[Dataset records]
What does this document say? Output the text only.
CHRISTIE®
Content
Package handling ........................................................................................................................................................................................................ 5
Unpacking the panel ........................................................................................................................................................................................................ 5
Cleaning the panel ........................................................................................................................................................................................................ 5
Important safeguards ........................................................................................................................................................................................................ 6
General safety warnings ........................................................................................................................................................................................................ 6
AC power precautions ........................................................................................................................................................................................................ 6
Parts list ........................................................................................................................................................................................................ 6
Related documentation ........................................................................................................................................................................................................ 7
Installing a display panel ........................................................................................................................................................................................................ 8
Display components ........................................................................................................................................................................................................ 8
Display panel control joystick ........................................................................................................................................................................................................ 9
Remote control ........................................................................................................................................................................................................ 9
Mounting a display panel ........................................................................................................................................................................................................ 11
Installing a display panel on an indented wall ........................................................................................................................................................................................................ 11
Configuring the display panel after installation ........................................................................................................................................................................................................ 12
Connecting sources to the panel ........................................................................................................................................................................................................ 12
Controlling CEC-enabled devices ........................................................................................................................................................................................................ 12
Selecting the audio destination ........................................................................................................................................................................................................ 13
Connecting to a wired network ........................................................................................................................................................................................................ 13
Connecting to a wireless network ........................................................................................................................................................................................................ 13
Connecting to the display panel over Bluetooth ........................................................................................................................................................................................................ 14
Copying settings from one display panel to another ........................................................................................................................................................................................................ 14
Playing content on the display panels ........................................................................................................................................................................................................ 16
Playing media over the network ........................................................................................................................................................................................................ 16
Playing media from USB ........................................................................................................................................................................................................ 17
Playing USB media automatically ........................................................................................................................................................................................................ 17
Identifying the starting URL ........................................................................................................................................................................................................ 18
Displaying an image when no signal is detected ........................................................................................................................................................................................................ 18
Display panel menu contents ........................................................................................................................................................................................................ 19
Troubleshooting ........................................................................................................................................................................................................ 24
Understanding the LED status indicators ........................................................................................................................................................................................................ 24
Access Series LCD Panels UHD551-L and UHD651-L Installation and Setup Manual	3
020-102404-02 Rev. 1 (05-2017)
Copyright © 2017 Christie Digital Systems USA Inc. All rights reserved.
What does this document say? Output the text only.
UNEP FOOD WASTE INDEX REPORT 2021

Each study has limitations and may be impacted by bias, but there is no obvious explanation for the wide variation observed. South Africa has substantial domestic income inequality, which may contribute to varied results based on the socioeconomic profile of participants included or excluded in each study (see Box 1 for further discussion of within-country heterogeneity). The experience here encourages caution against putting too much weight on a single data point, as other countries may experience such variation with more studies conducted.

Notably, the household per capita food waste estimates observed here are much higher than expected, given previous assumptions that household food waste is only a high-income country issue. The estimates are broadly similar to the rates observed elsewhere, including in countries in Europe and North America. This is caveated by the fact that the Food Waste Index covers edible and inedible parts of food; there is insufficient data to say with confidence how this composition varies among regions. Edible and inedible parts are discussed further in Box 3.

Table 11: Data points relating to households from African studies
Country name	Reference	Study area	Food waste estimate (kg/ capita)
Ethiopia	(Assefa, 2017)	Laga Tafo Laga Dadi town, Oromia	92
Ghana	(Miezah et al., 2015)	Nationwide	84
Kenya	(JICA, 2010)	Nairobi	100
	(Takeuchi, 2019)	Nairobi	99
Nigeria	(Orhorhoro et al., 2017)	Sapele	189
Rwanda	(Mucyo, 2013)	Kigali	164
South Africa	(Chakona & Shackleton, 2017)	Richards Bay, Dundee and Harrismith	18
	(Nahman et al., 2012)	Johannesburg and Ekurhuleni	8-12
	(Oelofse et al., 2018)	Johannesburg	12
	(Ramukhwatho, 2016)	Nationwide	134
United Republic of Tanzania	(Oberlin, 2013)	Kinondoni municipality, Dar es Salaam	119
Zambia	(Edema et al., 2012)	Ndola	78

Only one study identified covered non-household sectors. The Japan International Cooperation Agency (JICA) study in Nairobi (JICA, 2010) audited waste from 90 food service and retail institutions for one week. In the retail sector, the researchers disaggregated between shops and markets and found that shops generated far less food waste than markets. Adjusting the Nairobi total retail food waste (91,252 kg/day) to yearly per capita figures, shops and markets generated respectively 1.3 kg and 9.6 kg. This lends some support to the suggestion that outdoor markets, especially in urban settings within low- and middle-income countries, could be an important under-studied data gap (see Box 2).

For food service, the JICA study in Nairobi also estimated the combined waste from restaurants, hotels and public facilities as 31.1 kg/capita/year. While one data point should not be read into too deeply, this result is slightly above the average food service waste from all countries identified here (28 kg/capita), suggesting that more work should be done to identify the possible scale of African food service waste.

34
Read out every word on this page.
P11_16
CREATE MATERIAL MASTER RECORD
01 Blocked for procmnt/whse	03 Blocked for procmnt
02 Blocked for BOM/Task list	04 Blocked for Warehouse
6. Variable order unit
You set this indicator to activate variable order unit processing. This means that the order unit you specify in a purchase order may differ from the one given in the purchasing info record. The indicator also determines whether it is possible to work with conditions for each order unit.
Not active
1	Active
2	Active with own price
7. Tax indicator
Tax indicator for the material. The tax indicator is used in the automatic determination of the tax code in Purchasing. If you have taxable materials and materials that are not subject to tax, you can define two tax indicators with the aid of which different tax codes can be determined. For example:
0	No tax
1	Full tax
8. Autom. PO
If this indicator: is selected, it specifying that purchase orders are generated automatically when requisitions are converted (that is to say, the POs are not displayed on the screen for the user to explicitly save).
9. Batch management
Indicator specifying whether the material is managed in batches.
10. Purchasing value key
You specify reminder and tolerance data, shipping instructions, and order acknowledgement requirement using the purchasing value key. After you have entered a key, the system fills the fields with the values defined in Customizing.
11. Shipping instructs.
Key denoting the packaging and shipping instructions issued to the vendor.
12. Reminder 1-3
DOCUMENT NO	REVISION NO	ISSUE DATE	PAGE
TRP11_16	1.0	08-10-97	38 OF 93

AIM OF THE EXERCISE
List each line holding the string "given".

ANSWER TO THIS TASK
Notably, the household per capita food waste estimates observed here are much higher than expected, given previous assumptions that household food waste is only a high-income country issue. The estimates are broadly similar to the rates observed elsewhere, including in countries in Europe and North America. This is caveated by the fact that the Food Waste Index covers edible and inedible parts of food; there is insufficient data to say with confidence how this composition varies among regions. Edible and inedible parts are discussed further in Box 3.
You set this indicator to activate variable order unit processing. This means that the order unit you specify in a purchase order may differ from the one given in the purchasing info record. The indicator also determines whether it is possible to work with conditions for each order unit.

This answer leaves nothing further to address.